## Problem statement
Copy the car review word for word from "Being all-wheel drive, the" to "against the clock.".

## Provided text

● ● ● ● ● ● ●

From memory, that car allowed the traction control to be deactivated completely, so a new software update could be to blame.
Being all-wheel drive, the Levorg has none of these issues and its 197kW/350Nm 2.0-litre turbocharged boxer four fires it to 100km/h in 6.25sec and through the quarter mile in 14.48sec at 158.06km/h. The CVT ensures there’s zero fuss or drama, simply plant the foot and wait.
In reality, the two are almost identical in pace, recording very similar trap speeds and separated by just 0.03sec to 160km/h, but the Subaru’s traction gives it a crucial advantage against the clock.
Most enthusiasts instinctively, and rightly, recoil in horror at any mention of the word CVT, but the Levorg’s transmission isn’t the impediment to enjoyment you might expect. There’s a substantial hesitation from rest, however, unless you’re really trying to fire off the line it’s not a huge problem and the take-up is at least smooth.
Around town it’s well behaved and unobtrusive, while locked in manual mode the CVT offers eight ‘ratios’ that can be selected reasonably promptly via paddles on the steering wheel.
Unfortunately, the engine it’s attached to is quite uninspiring. We’re not fond of the FA20 engine in the WRX and its installation in the Levorg does nothing to change that view. The CVT disguises the somewhat lumpy power curve found in the manual WRX well and there’s plenty of power available, but while the engine will rev past its 6500rpm redline the strong focus on mid-range torque makes doing so largely redundant.
There’s also precious little in the way of aural character. The raucous boxer burble of old might not be appropriate in the more sensible Levorg, but the baleful whine emitted by the FA20 under heavy load discourages enthusiastic driving, suggesting it would rather you calmed down and stopped accelerating so hard. Effective, but not especially exciting, sums up the Levorg’s drivetrain.
Like the Subaru, the Skoda will rev past its 6500rpm redline but there’s little point in doing so; it feels more effective to grab the next gear at around 5000rpm and let those 350Nm do the work. The gearshift doesn’t feel quite as accurate as the equivalent Golf GTI ’box – though this was a very fresh car – but the shift is light, accurate and easy to use.
There is a small degree of turbo lag but the mid-range is very strong; however, slightly frustratingly, this then fails to materialise into anything worthwhile at the top end.

● ● ● ● ● ● ●

(Data listing)
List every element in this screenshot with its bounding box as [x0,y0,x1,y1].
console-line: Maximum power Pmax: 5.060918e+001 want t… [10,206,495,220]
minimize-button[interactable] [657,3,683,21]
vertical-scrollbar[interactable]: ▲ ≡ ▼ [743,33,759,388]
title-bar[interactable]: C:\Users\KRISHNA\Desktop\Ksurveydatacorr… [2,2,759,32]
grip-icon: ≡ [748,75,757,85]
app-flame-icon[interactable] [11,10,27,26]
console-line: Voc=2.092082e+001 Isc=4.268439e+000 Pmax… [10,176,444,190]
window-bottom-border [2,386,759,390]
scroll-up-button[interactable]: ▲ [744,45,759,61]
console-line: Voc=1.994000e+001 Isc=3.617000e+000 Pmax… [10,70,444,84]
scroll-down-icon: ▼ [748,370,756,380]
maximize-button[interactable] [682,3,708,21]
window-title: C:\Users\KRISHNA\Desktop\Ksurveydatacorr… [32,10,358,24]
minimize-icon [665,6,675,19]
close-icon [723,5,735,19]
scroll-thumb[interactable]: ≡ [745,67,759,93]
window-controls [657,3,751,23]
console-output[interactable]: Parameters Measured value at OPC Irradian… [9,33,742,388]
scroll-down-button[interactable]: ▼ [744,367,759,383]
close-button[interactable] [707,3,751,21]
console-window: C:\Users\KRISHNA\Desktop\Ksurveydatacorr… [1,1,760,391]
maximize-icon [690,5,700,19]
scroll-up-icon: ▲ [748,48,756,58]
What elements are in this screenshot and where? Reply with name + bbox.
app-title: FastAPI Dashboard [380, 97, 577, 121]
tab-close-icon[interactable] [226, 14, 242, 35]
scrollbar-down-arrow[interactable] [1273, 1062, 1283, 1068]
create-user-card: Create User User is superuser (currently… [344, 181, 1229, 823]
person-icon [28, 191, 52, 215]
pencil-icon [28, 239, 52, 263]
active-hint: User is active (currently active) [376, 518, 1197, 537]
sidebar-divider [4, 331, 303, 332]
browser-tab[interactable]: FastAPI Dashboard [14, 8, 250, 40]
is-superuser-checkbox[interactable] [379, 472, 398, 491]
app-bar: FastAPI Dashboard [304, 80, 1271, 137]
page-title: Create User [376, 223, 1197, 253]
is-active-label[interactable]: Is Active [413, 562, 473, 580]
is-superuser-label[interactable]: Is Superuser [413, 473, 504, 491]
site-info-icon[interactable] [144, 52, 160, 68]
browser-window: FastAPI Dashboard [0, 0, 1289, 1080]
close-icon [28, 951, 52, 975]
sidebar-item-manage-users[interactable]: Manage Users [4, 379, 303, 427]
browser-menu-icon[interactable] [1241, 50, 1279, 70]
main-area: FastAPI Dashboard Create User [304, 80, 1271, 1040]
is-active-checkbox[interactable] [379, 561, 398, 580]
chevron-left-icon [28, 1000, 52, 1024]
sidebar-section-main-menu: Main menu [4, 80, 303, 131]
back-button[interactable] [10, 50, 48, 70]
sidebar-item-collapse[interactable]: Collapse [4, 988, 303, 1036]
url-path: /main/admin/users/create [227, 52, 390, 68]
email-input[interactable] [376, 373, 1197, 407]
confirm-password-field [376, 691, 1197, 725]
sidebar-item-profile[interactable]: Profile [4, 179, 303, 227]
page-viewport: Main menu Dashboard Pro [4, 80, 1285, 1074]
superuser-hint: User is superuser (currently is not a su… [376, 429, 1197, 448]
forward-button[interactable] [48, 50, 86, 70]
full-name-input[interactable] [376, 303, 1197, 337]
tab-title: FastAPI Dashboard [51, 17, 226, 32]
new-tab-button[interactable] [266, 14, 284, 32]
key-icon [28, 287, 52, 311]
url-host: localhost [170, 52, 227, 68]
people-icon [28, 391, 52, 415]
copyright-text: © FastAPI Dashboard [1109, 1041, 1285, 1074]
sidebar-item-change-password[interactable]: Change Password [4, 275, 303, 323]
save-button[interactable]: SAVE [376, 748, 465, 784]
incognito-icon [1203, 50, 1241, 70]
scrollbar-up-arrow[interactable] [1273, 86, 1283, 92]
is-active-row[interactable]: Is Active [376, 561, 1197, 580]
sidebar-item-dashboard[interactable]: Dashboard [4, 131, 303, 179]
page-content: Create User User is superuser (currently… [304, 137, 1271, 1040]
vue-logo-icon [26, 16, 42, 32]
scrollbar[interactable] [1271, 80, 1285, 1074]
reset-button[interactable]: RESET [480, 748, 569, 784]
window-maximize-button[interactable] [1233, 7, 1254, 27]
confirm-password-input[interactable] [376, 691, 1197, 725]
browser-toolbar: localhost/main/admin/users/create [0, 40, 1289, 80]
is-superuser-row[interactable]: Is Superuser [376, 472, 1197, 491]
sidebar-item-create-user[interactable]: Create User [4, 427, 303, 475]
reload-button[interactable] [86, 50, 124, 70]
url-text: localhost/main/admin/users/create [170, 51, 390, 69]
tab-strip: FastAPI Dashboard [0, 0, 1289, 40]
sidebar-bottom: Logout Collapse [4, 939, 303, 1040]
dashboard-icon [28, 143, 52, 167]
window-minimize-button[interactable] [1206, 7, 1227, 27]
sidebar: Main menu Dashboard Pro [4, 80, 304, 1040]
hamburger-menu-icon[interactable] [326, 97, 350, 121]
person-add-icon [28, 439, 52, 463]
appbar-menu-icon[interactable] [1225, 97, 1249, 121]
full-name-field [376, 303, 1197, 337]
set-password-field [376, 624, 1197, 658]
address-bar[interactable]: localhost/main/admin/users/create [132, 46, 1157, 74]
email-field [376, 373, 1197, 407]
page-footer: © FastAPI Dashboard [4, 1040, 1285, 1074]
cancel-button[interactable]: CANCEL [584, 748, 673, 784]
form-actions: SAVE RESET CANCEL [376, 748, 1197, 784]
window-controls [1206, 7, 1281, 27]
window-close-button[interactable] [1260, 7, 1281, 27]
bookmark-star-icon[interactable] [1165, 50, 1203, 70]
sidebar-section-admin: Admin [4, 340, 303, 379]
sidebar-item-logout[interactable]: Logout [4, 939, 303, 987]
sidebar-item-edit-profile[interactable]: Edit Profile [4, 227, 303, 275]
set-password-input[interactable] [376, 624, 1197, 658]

● ● ● ● ● ● ●

## The response
Being all-wheel drive, the Levorg has none of these issues and its 197kW/350Nm 2.0-litre turbocharged boxer four fires it to 100km/h in 6.25sec and through the quarter mile in 14.48sec at 158.06km/h. The CVT ensures there’s zero fuss or drama, simply plant the foot and wait.
In reality, the two are almost identical in pace, recording very similar trap speeds and separated by just 0.03sec to 160km/h, but the Subaru’s traction gives it a crucial advantage against the clock.